= Data in this exercise =
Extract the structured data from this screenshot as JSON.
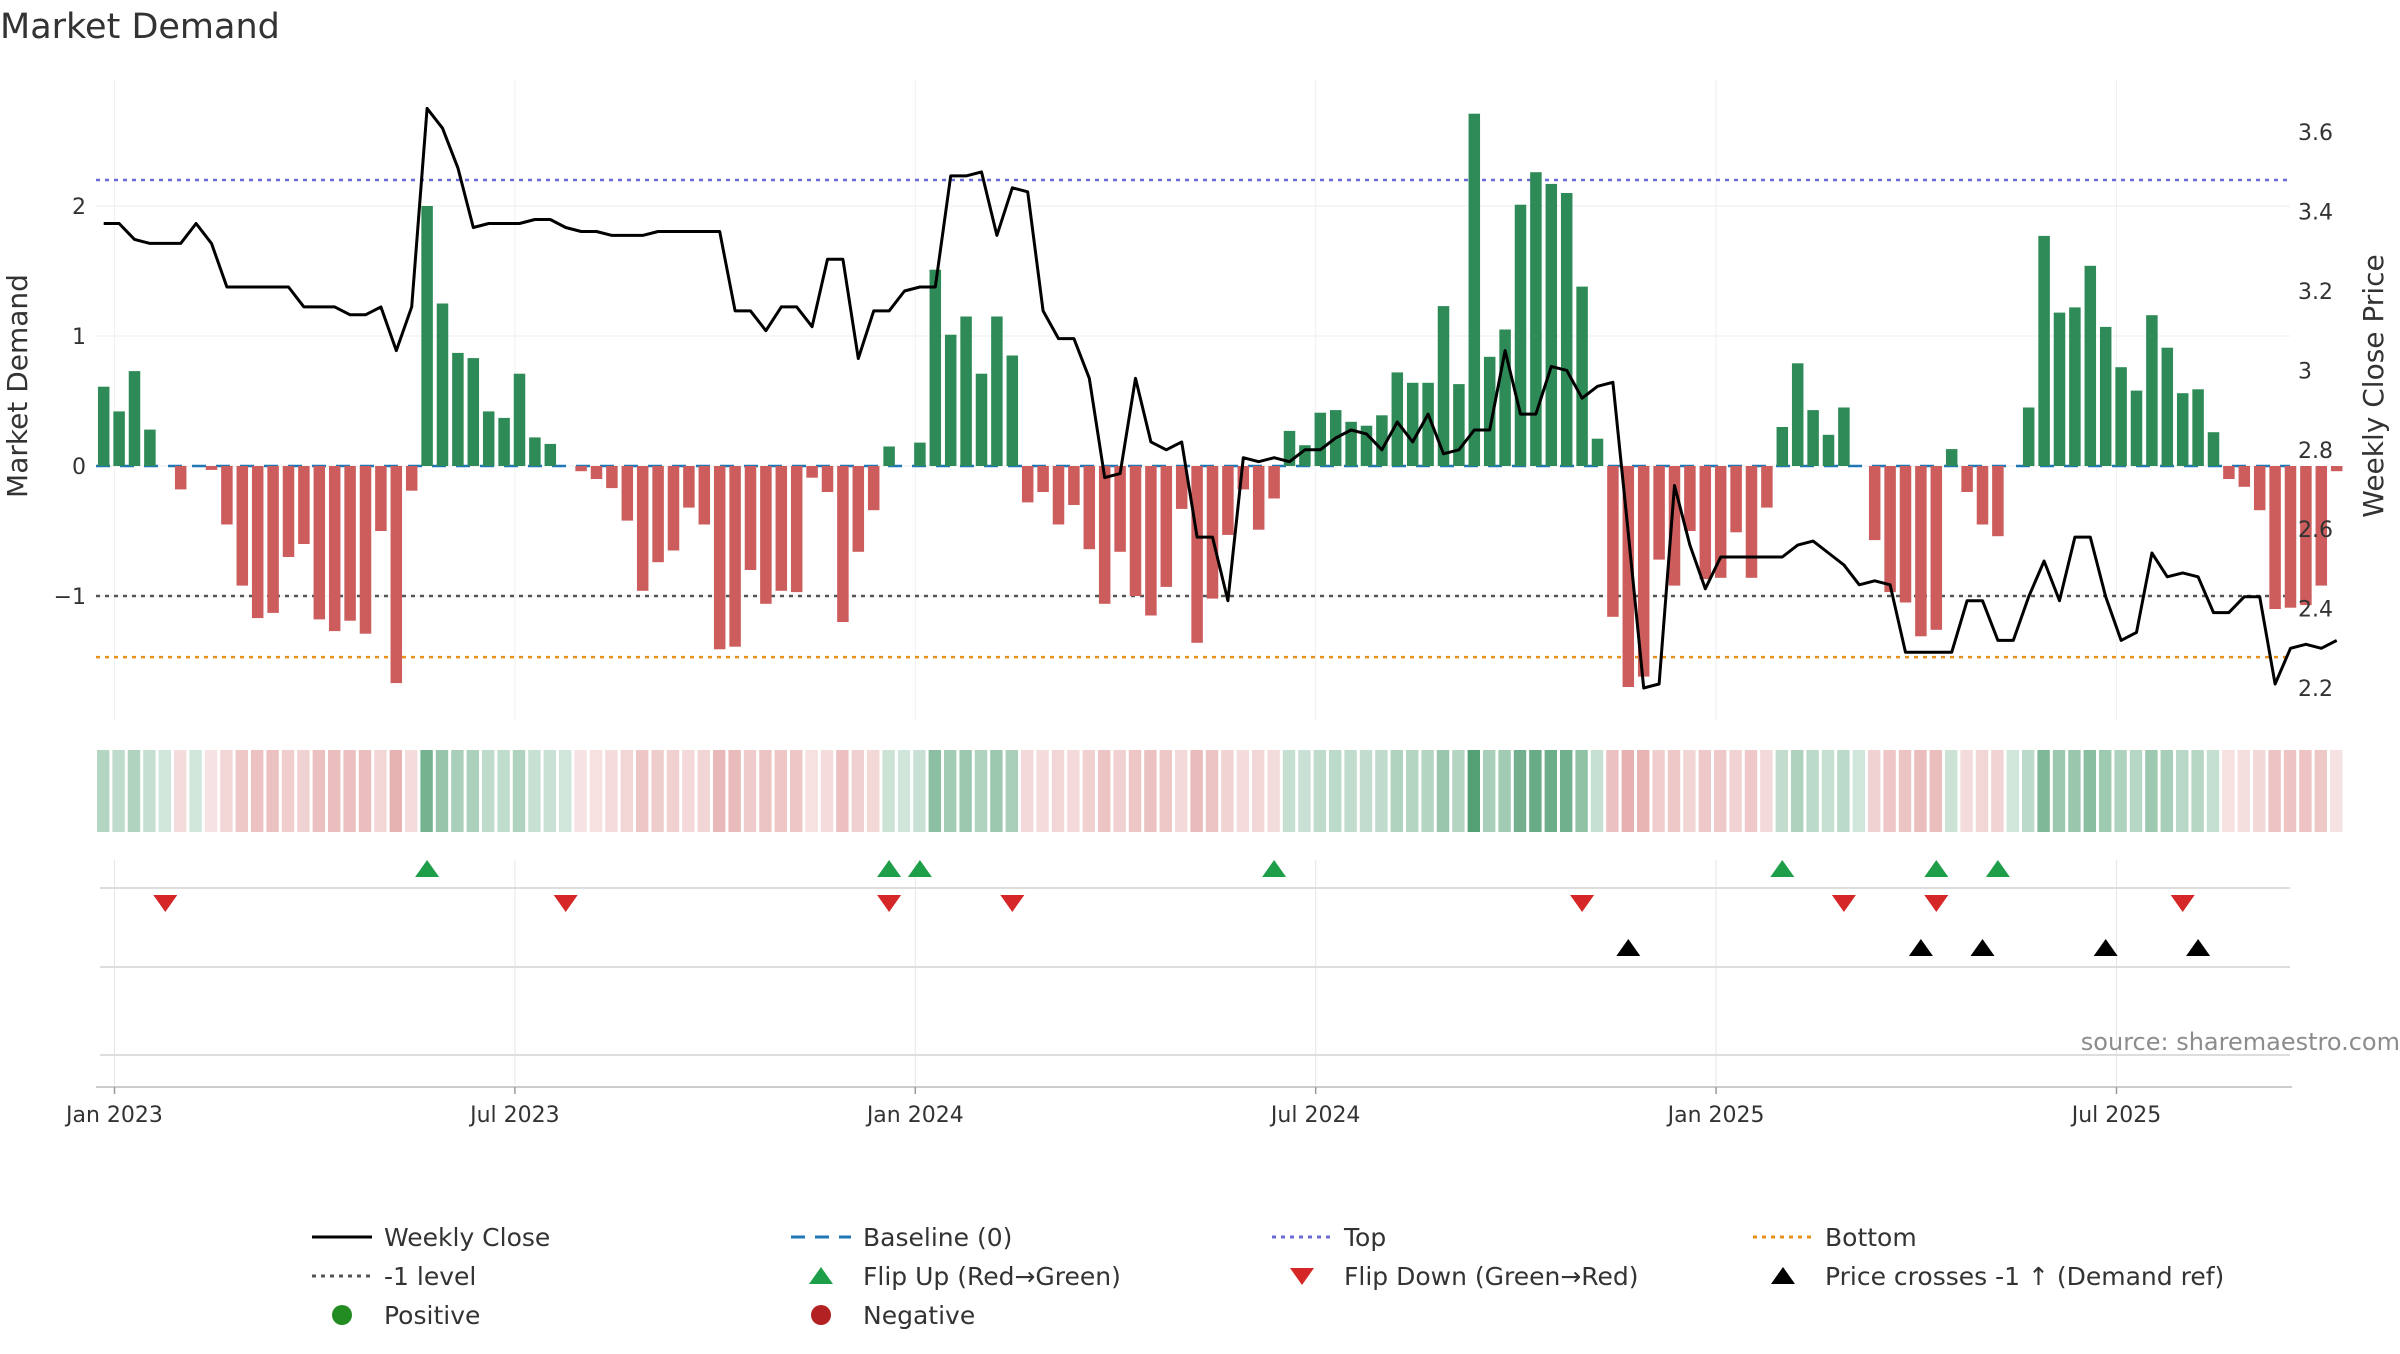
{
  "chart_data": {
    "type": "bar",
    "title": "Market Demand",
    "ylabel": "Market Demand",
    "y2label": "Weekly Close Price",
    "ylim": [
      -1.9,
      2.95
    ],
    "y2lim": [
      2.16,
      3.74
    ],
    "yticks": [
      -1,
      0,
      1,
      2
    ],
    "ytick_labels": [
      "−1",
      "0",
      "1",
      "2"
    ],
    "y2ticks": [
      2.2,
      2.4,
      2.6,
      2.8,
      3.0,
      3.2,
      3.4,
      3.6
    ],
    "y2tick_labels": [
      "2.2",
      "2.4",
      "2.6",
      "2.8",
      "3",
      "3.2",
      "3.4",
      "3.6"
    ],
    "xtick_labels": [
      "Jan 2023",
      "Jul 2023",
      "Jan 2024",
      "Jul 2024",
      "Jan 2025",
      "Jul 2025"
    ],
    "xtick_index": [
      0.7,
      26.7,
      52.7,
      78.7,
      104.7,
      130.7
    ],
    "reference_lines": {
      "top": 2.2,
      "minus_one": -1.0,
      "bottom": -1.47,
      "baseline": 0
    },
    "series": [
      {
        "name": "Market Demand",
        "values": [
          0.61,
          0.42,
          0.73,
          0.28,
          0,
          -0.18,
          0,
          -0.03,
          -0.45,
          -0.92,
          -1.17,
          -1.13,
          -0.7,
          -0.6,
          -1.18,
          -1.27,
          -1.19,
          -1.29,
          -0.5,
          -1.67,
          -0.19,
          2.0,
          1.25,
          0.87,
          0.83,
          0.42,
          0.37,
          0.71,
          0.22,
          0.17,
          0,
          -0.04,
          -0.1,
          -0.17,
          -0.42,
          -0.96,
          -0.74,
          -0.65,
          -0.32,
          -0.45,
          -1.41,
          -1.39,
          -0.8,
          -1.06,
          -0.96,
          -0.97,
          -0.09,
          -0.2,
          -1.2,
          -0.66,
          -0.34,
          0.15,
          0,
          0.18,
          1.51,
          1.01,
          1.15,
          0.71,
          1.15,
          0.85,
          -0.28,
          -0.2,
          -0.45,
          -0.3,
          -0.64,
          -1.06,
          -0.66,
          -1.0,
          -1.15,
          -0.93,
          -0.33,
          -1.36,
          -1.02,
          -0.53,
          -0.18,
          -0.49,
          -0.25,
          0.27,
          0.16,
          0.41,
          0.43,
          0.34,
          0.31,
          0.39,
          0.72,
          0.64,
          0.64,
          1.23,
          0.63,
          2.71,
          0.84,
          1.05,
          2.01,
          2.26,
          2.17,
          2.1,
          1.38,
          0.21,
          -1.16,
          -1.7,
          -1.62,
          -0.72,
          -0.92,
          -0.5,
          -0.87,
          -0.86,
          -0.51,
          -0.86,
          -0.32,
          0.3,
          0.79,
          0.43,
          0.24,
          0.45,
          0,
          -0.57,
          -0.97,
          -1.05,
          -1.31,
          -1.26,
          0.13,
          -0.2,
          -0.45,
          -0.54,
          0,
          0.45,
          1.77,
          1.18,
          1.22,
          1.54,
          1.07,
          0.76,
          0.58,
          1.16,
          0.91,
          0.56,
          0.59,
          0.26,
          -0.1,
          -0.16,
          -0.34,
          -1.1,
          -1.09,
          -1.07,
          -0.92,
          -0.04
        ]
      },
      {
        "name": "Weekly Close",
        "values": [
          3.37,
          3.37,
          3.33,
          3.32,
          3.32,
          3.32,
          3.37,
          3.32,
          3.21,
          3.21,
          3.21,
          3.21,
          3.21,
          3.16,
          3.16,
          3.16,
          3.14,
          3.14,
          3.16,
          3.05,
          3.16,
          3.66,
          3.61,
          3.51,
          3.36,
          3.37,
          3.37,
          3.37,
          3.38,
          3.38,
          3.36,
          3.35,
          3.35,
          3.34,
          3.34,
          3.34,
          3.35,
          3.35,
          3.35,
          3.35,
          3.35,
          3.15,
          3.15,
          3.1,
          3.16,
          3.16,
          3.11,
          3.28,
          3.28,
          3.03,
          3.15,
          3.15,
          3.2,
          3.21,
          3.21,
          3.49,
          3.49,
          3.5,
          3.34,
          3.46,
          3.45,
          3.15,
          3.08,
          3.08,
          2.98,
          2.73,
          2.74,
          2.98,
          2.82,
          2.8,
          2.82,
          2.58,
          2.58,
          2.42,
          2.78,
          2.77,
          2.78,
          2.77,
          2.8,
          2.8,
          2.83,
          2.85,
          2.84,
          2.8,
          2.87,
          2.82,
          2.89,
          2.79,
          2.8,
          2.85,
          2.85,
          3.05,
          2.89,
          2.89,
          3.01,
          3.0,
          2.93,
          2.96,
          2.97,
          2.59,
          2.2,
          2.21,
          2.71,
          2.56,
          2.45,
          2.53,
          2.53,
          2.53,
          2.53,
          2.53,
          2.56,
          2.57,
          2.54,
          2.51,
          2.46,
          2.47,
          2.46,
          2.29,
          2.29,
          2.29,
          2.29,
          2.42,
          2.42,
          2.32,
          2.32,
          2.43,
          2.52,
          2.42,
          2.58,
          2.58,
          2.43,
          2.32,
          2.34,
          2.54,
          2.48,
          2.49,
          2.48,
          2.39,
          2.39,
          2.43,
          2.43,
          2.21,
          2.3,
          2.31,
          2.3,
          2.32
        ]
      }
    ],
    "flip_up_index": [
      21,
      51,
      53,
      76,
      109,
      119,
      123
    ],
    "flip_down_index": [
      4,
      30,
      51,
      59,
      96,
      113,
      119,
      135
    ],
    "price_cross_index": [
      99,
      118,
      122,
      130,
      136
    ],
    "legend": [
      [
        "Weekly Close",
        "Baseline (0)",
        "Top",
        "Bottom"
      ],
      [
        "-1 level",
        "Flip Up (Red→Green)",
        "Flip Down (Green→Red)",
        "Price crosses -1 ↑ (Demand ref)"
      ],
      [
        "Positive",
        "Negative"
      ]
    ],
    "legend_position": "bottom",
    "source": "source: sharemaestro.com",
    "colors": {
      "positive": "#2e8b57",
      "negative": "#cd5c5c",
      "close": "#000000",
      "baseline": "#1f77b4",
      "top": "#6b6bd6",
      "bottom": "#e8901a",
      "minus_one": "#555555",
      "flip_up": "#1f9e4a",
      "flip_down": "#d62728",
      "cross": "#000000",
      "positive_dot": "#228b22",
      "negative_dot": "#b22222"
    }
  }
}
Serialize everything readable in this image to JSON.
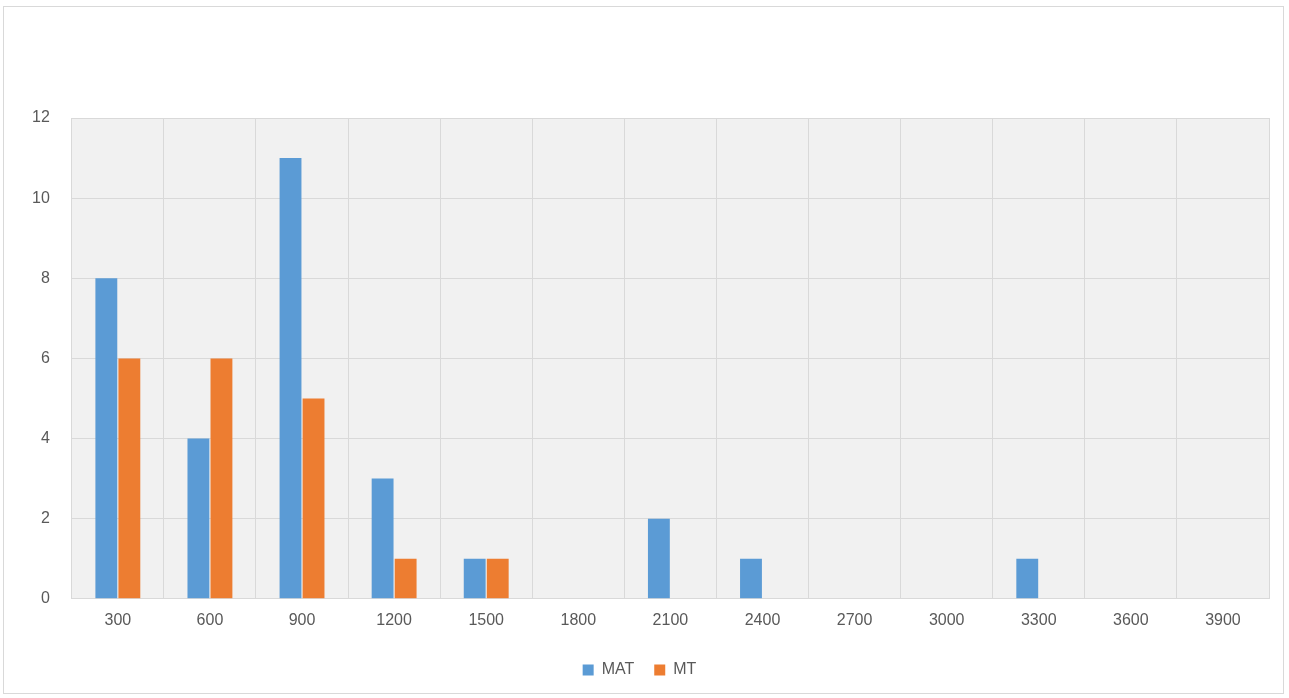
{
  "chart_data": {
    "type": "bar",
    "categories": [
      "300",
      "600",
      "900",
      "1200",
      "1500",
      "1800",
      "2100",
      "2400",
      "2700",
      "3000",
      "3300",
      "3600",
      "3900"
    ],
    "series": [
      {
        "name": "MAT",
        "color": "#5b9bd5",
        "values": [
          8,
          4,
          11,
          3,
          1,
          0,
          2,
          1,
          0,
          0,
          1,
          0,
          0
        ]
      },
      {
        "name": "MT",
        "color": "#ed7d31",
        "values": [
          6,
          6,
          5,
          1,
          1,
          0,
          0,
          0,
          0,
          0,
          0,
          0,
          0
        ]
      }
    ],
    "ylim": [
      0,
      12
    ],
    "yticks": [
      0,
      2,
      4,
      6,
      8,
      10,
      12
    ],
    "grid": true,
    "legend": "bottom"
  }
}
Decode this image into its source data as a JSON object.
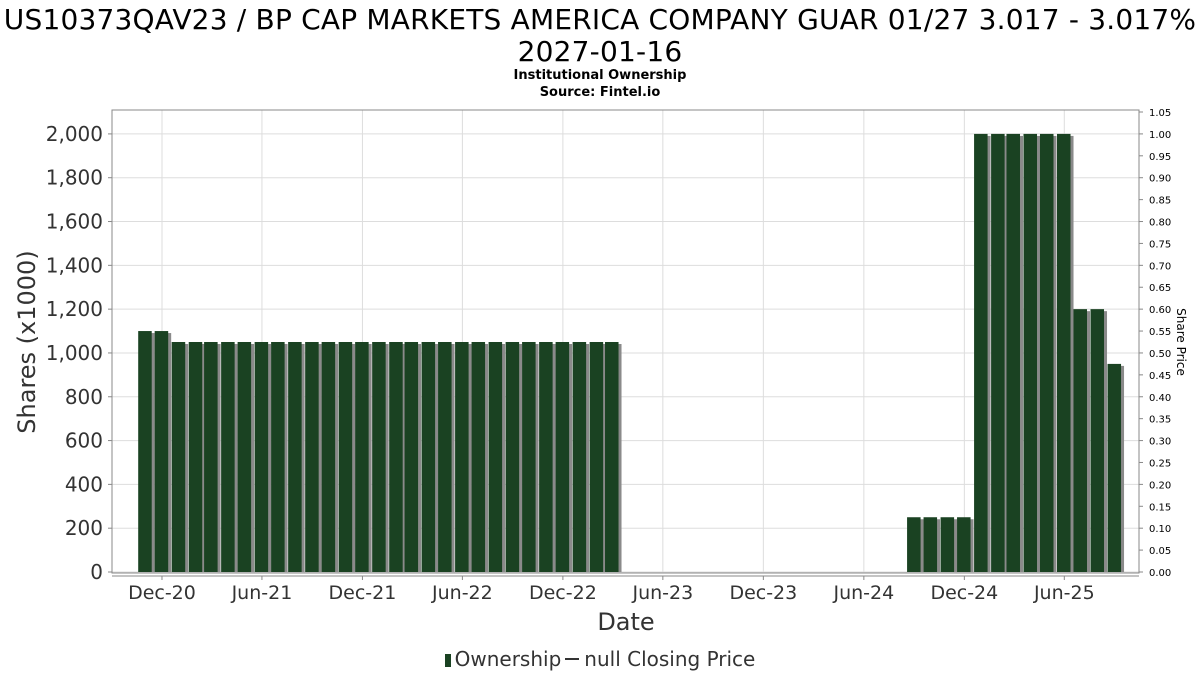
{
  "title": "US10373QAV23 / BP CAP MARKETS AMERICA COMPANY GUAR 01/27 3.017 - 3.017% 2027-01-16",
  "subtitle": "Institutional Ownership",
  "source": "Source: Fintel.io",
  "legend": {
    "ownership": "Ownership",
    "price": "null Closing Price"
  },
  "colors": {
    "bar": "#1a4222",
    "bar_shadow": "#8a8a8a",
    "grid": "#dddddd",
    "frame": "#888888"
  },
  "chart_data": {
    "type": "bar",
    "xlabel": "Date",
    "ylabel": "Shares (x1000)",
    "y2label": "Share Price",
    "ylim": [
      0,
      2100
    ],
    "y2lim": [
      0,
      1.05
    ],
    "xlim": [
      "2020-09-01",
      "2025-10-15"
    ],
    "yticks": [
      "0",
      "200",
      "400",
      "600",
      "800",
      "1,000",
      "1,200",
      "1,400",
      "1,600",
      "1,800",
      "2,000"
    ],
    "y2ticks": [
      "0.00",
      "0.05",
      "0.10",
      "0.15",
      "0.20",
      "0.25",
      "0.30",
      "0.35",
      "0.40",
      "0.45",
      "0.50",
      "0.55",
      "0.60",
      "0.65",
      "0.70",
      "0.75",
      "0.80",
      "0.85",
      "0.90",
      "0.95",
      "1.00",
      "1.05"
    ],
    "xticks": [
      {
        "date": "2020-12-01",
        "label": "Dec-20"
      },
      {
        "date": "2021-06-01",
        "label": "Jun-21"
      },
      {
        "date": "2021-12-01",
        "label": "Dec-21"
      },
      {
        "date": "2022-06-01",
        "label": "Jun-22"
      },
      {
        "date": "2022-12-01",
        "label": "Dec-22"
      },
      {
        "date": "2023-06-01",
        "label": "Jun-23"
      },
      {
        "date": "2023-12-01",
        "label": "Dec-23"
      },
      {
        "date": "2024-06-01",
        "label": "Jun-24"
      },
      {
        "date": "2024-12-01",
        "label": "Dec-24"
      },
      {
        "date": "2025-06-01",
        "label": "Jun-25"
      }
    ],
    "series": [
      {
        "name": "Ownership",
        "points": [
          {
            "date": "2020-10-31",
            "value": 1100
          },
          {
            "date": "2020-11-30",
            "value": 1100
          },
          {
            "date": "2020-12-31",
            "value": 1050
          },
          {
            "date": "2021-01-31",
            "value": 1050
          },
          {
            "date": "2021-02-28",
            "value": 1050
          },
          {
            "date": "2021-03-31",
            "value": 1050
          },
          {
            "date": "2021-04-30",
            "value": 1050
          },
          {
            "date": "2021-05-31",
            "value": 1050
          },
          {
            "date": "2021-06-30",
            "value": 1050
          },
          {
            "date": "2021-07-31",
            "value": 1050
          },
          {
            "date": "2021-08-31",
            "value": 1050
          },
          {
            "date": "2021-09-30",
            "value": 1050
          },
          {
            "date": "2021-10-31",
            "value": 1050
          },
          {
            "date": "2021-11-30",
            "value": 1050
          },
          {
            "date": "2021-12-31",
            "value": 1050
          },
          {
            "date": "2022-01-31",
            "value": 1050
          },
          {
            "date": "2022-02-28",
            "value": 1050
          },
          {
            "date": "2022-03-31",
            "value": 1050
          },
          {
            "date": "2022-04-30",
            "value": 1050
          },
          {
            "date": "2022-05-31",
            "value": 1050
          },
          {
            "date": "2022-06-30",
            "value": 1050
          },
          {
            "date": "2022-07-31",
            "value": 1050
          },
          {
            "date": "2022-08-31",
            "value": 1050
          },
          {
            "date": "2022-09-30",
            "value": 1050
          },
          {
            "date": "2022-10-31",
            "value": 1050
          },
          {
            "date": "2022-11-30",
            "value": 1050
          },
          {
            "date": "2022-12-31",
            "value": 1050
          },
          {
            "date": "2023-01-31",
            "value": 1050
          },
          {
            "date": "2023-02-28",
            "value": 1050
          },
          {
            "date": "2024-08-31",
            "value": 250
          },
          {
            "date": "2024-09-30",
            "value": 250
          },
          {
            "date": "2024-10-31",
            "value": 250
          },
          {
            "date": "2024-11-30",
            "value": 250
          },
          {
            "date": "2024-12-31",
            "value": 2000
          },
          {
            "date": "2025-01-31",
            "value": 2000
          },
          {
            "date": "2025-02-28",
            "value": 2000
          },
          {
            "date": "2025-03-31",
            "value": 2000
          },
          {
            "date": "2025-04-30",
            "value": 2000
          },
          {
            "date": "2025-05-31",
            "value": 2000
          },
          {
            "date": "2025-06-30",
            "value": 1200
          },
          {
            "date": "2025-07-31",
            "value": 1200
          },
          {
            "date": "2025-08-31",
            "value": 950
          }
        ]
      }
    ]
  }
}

= Exercise requirements =
In the records shown above, how many lines include the word "source"? Answer with the number only.

= Solved problem =
3